(Figure collection entries)
----

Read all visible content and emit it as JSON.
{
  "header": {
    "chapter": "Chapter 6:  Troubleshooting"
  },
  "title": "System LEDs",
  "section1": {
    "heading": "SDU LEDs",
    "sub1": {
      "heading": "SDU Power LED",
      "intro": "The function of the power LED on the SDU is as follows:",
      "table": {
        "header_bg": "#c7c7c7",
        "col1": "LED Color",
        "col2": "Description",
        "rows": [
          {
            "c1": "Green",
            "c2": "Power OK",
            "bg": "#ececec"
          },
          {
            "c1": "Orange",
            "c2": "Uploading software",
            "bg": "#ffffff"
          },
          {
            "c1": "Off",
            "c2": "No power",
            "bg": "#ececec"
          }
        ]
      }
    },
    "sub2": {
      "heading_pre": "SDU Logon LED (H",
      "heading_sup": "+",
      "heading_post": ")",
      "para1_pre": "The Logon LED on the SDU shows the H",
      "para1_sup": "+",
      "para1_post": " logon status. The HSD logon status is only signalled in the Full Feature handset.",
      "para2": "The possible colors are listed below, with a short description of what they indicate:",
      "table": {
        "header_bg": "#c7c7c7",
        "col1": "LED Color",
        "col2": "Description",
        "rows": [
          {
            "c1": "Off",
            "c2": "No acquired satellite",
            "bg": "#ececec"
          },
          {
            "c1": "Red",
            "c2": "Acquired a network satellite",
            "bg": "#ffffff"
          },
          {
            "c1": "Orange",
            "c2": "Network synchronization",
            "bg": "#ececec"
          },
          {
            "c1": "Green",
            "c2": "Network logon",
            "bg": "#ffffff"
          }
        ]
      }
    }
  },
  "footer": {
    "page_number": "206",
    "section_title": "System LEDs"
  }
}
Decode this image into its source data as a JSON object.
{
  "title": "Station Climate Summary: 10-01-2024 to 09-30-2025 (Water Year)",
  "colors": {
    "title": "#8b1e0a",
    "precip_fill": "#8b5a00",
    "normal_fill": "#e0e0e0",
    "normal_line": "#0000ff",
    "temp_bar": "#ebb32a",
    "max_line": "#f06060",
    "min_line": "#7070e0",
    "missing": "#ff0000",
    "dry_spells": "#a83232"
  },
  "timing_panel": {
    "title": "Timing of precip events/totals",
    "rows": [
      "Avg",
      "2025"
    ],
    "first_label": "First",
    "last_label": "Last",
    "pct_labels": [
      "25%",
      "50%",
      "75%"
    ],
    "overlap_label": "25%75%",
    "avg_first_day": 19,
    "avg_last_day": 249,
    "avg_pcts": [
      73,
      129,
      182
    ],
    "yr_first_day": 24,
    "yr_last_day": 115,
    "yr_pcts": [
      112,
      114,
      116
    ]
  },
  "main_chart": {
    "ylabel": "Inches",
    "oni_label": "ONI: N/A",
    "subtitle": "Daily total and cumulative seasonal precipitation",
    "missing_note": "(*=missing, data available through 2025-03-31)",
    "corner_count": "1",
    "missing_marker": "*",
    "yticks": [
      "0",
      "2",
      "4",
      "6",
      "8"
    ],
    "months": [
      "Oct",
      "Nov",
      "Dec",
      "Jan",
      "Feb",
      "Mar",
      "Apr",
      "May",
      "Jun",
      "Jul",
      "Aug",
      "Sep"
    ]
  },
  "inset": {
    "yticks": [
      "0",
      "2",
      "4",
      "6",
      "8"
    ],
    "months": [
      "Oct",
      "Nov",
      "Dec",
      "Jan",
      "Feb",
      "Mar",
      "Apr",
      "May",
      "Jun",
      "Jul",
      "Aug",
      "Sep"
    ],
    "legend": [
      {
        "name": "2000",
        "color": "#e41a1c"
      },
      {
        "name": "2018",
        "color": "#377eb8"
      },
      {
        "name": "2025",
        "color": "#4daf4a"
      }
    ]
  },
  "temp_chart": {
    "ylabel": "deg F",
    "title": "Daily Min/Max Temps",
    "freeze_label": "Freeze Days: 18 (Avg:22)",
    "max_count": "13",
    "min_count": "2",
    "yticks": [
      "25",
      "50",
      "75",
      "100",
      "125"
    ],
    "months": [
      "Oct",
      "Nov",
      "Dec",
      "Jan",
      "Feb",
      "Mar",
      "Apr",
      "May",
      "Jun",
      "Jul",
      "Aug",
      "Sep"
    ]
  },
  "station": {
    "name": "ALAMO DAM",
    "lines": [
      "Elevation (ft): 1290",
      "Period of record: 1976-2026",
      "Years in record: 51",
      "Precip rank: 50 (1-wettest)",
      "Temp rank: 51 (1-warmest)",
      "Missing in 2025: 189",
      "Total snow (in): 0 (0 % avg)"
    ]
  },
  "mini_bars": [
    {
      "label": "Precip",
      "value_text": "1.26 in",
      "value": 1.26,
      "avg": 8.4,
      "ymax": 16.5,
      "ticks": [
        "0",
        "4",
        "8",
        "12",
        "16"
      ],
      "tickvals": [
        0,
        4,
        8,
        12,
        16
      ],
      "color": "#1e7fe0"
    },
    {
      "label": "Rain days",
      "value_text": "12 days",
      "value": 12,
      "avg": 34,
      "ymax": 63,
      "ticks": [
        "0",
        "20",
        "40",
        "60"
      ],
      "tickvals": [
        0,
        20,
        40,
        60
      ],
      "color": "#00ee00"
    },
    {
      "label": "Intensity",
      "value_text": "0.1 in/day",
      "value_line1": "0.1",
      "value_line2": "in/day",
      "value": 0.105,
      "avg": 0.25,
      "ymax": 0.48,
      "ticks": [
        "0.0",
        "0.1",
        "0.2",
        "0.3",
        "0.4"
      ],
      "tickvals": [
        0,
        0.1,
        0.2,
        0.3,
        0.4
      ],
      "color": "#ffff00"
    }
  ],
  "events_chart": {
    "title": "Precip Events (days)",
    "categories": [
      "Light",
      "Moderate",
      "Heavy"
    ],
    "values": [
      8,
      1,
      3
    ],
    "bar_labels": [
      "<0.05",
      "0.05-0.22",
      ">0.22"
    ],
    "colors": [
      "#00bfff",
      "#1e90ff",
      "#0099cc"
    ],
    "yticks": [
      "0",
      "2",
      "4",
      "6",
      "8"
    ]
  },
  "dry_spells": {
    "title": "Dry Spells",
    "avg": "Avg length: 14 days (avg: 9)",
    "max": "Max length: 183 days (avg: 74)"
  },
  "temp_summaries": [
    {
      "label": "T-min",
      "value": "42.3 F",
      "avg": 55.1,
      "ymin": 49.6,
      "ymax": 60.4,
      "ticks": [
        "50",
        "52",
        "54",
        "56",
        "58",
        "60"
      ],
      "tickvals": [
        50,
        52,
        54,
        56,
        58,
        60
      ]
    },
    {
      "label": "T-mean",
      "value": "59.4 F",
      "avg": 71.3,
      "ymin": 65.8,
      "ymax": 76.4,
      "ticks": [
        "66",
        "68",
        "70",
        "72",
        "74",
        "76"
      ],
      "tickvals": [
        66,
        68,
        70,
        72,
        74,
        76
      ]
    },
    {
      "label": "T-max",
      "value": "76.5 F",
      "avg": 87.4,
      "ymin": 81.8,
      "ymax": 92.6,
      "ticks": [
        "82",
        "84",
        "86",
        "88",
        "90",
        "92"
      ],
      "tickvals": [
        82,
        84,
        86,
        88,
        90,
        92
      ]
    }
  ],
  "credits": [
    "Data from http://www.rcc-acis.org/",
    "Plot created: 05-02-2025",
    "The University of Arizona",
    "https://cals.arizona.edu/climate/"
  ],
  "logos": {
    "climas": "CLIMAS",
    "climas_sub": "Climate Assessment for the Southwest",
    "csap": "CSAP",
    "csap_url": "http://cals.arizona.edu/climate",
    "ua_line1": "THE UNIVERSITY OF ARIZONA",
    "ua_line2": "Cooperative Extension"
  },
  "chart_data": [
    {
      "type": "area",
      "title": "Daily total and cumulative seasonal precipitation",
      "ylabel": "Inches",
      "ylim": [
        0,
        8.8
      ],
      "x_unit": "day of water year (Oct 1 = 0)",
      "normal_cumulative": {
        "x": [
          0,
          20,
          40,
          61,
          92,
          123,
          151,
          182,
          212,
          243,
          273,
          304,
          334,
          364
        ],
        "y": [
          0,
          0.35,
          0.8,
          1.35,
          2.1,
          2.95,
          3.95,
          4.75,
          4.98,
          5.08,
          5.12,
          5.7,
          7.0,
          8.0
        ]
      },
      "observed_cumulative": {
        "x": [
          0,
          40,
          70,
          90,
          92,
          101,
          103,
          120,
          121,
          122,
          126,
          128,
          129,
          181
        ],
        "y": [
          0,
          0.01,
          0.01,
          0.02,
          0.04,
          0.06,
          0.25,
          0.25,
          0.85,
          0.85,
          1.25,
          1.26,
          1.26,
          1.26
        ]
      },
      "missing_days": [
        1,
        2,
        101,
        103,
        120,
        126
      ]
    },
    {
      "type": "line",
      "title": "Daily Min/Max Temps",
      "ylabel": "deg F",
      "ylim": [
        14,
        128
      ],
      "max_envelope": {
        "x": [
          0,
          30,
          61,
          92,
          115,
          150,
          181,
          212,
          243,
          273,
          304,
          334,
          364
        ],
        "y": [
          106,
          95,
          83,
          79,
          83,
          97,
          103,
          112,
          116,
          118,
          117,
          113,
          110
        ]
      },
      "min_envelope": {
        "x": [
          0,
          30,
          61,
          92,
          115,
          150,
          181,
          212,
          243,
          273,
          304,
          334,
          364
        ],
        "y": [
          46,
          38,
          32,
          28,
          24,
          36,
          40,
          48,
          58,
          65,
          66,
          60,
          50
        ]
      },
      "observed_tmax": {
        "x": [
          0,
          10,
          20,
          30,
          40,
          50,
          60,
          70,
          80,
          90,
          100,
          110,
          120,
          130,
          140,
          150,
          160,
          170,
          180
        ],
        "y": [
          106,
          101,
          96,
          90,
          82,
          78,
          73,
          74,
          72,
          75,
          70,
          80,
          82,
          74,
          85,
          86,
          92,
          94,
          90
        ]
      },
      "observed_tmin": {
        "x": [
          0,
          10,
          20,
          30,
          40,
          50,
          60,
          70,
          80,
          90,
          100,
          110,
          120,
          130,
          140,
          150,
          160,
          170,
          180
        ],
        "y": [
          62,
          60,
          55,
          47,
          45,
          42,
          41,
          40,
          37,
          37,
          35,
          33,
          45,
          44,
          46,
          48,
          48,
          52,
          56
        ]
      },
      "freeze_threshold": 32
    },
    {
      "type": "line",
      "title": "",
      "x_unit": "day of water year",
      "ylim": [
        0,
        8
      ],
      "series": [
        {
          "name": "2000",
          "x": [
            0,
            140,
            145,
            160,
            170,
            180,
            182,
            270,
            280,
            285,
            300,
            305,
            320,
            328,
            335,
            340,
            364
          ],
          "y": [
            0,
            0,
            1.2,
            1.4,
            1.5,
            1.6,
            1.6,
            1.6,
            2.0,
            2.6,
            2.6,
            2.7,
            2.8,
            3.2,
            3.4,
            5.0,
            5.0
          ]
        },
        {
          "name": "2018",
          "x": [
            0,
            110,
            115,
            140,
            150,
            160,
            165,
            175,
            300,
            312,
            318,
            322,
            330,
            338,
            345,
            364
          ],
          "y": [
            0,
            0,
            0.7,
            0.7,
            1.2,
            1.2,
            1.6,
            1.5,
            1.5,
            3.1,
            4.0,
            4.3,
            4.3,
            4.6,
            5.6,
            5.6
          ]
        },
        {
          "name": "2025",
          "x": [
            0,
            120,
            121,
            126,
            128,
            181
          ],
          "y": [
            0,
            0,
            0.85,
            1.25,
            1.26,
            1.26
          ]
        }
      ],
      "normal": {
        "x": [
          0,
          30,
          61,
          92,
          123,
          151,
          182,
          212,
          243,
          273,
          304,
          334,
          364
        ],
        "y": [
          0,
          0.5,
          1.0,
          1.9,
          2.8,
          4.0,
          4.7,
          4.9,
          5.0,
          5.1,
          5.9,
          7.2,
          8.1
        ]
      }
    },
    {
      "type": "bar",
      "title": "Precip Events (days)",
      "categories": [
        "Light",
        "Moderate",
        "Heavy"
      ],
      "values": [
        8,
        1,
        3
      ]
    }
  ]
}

----

• [Description of the task] Copy each line above containing the string "precipitation".

• [Correct response]
    "subtitle": "Daily total and cumulative seasonal precipitation",
      "title": "Daily total and cumulative seasonal precipitation",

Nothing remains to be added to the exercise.